● **PROVIDED RECORDS**
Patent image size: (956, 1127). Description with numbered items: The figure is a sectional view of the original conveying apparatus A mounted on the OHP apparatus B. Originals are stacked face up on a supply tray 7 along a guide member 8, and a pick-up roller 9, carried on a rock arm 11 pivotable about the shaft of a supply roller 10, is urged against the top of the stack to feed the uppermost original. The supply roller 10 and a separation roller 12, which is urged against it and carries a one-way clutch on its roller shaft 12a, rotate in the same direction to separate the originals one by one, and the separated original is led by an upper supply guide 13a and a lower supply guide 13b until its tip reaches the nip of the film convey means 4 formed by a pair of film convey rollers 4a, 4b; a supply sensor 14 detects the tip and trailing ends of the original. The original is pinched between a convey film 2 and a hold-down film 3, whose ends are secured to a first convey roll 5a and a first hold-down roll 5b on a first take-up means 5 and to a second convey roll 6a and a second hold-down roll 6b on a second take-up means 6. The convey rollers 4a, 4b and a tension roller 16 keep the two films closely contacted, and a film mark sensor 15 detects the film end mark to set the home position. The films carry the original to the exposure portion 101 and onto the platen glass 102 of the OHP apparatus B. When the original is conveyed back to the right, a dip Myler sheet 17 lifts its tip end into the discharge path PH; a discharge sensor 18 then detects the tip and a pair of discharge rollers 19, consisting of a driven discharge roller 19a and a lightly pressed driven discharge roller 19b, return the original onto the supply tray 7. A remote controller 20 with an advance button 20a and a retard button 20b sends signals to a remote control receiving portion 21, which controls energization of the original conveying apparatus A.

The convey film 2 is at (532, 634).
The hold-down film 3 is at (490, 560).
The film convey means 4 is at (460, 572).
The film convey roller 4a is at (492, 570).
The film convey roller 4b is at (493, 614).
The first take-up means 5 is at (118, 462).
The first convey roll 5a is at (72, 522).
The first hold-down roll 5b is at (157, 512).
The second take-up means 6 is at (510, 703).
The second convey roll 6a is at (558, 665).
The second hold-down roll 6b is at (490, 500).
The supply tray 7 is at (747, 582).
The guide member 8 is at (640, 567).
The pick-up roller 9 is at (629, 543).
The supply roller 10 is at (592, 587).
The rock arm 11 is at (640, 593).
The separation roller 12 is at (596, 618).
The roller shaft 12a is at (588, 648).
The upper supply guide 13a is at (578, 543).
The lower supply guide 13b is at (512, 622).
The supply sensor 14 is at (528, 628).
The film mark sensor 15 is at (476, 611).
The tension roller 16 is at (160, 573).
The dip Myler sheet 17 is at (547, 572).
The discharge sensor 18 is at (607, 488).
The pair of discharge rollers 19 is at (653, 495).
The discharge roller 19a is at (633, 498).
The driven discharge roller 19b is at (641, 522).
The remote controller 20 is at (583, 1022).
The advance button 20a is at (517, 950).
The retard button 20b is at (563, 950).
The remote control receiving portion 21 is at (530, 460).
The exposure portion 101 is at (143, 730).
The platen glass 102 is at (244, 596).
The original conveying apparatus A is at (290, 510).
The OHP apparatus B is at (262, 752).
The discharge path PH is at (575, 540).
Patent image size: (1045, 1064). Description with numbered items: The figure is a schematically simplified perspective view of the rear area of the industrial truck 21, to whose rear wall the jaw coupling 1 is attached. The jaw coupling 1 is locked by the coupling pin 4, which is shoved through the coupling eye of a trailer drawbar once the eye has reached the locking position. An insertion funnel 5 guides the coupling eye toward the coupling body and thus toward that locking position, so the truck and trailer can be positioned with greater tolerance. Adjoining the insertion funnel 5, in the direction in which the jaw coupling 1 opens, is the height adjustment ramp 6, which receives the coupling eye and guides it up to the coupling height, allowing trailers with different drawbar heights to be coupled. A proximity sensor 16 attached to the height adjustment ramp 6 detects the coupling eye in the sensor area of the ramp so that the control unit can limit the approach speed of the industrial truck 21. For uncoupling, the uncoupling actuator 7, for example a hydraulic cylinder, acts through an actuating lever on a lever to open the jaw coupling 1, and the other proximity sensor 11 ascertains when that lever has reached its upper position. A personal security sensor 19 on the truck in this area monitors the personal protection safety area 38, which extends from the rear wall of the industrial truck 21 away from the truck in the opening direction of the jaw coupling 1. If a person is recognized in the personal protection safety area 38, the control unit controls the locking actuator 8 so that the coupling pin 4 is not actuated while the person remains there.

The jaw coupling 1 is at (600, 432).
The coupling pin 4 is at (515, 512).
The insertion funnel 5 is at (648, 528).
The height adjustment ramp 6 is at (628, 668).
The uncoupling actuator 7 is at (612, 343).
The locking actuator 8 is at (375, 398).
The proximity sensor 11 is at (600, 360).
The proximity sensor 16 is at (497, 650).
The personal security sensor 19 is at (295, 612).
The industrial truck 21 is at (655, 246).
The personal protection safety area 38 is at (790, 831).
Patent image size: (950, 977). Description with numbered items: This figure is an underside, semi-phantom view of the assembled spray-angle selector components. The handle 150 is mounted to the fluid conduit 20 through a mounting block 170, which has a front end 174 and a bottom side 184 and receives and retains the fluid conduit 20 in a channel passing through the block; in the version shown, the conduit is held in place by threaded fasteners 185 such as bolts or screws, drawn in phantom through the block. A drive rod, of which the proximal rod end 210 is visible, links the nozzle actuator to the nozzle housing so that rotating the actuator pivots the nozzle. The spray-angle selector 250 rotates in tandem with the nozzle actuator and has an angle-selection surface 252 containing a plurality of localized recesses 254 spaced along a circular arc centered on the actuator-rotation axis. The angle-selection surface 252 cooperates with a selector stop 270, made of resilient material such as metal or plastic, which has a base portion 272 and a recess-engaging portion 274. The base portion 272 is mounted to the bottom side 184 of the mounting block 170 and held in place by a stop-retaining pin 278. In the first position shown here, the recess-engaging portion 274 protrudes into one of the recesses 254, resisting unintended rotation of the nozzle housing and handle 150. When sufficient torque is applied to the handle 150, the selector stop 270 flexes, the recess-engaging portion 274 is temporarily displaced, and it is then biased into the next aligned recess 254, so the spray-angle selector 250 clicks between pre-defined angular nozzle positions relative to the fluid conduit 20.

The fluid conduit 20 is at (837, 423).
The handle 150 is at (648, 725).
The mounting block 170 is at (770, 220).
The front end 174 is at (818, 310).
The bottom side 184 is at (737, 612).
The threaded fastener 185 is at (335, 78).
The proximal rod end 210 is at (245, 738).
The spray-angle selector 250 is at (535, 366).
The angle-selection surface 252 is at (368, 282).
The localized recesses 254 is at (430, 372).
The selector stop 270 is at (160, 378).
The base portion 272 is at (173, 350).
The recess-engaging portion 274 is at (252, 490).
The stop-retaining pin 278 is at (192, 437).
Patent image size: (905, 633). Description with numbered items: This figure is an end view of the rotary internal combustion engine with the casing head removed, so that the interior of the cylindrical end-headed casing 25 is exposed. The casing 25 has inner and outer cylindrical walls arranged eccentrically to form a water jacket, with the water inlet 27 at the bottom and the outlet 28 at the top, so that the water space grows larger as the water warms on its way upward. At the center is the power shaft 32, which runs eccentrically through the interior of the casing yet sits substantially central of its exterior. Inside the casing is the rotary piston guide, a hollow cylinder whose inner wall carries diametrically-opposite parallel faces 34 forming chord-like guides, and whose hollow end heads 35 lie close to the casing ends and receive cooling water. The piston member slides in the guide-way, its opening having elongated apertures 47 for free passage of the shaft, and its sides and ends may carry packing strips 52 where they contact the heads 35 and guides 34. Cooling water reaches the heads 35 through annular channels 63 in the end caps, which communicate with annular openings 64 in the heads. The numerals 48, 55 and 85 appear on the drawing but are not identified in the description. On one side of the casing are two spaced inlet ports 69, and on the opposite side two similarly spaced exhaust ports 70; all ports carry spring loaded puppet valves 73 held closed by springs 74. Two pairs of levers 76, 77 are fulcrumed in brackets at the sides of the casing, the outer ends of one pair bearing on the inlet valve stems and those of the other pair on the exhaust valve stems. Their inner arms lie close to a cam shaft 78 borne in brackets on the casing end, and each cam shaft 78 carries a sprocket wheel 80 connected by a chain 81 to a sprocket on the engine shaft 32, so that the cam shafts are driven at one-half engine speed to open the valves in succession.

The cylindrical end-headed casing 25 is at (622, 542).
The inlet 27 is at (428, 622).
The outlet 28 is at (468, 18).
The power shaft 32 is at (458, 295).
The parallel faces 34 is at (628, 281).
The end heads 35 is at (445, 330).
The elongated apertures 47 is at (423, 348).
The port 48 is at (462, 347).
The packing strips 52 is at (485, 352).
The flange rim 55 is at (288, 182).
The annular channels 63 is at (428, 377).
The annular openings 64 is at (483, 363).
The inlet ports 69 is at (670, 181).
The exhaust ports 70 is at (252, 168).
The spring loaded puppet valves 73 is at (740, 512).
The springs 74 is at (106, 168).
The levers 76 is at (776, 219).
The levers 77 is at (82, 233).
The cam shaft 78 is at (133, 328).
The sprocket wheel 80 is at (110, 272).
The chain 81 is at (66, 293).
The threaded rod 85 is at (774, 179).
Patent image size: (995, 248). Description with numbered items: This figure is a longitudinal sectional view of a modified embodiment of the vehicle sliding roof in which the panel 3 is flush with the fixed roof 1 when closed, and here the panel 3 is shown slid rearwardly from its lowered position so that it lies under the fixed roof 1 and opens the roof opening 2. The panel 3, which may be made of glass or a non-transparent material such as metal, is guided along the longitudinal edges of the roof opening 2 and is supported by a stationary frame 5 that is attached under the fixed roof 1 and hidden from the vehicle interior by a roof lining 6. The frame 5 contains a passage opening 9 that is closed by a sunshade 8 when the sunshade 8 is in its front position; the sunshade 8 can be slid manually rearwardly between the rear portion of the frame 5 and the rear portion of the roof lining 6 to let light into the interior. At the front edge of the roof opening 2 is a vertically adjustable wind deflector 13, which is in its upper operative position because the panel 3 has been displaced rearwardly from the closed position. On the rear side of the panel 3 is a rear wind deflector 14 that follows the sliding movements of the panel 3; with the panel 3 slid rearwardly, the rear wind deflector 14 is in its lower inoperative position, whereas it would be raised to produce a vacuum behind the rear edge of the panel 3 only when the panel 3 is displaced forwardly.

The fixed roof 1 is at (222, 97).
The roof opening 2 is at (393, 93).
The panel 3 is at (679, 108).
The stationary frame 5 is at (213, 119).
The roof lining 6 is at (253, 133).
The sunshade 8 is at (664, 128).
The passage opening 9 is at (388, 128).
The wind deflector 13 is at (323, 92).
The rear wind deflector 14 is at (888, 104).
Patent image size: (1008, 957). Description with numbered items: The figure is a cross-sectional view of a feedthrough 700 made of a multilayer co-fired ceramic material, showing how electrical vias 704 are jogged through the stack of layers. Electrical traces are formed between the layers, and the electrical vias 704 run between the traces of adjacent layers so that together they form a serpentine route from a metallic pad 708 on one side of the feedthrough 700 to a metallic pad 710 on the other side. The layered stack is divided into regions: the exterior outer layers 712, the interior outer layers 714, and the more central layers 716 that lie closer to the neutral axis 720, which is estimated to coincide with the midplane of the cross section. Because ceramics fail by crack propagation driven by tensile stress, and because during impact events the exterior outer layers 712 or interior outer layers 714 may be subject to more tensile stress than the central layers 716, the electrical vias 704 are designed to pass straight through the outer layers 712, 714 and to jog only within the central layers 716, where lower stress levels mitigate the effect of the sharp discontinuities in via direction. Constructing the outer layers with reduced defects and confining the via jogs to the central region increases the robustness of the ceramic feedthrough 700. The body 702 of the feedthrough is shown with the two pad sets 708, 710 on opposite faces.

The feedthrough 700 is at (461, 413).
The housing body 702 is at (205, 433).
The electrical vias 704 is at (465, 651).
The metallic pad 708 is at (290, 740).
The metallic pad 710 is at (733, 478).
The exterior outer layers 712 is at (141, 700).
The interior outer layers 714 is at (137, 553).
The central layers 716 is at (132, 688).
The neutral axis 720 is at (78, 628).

● **WHAT THE TASK REQUIRES**
Please set out everything from the start of the data down to and including the line containing "The first hold-down roll 5b is at (157, 512)." as a Markdown table with the columns Row and Data line, numbering each row and leaving out blank lines.

● **THE OUTPUT**
| Row | Data line |
|---|---|
| 1 | Patent image size: (956, 1127). Description with numbered items: The figure is a sectional view of the original conveying apparatus A mounted on the OHP apparatus B. Originals are stacked face up on a supply tray 7 along a guide member 8, and a pick-up roller 9, carried on a rock arm 11 pivotable about the shaft of a supply roller 10, is urged against the top of the stack to feed the uppermost original. The supply roller 10 and a separation roller 12, which is urged against it and carries a one-way clutch on its roller shaft 12a, rotate in the same direction to separate the originals one by one, and the separated original is led by an upper supply guide 13a and a lower supply guide 13b until its tip reaches the nip of the film convey means 4 formed by a pair of film convey rollers 4a, 4b; a supply sensor 14 detects the tip and trailing ends of the original. The original is pinched between a convey film 2 and a hold-down film 3, whose ends are secured to a first convey roll 5a and a first hold-down roll 5b on a first take-up means 5 and to a second convey roll 6a and a second hold-down roll 6b on a second take-up means 6. The convey rollers 4a, 4b and a tension roller 16 keep the two films closely contacted, and a film mark sensor 15 detects the film end mark to set the home position. The films carry the original to the exposure portion 101 and onto the platen glass 102 of the OHP apparatus B. When the original is conveyed back to the right, a dip Myler sheet 17 lifts its tip end into the discharge path PH; a discharge sensor 18 then detects the tip and a pair of discharge rollers 19, consisting of a driven discharge roller 19a and a lightly pressed driven discharge roller 19b, return the original onto the supply tray 7. A remote controller 20 with an advance button 20a and a retard button 20b sends signals to a remote control receiving portion 21, which controls energization of the original conveying apparatus A. |
| 2 | The convey film 2 is at (532, 634). |
| 3 | The hold-down film 3 is at (490, 560). |
| 4 | The film convey means 4 is at (460, 572). |
| 5 | The film convey roller 4a is at (492, 570). |
| 6 | The film convey roller 4b is at (493, 614). |
| 7 | The first take-up means 5 is at (118, 462). |
| 8 | The first convey roll 5a is at (72, 522). |
| 9 | The first hold-down roll 5b is at (157, 512). |